Saved data entries:
╭──

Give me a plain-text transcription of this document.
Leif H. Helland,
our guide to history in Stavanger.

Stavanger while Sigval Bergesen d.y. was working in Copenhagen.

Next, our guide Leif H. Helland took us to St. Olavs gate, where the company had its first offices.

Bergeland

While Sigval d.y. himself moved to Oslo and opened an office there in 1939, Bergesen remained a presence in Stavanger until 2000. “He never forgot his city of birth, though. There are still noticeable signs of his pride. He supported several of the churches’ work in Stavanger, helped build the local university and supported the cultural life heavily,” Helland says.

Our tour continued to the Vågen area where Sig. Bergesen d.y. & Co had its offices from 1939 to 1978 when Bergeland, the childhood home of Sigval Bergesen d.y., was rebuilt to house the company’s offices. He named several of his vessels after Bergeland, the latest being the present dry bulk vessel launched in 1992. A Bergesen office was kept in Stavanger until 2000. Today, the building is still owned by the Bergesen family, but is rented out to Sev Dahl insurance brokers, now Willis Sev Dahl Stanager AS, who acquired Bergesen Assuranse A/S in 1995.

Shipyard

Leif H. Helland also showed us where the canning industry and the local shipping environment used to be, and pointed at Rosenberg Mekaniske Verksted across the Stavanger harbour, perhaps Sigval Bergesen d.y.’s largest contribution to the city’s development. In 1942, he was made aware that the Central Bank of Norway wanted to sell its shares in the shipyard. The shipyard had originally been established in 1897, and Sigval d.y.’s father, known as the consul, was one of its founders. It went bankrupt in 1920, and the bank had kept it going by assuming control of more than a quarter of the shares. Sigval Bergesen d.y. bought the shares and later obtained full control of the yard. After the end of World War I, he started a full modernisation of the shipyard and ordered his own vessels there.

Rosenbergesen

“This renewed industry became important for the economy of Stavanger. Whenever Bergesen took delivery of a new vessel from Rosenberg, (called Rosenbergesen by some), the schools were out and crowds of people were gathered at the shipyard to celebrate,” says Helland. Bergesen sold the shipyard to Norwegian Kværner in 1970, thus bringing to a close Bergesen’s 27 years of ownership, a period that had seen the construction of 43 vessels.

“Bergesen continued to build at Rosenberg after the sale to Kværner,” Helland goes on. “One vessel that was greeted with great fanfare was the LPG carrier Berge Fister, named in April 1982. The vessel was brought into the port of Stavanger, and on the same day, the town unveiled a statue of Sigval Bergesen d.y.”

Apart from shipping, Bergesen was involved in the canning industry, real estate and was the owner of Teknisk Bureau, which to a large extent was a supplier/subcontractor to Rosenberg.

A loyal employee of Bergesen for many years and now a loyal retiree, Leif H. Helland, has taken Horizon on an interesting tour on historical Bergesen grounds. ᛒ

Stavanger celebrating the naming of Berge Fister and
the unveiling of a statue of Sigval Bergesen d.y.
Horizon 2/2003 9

╰──

- **Exercise**: Locate the lines above that hold the word "Horizon". Show every one of them.

- **Answer to the problem**:
A loyal employee of Bergesen for many years and now a loyal retiree, Leif H. Helland, has taken Horizon on an interesting tour on historical Bergesen grounds. ᛒ
Horizon 2/2003 9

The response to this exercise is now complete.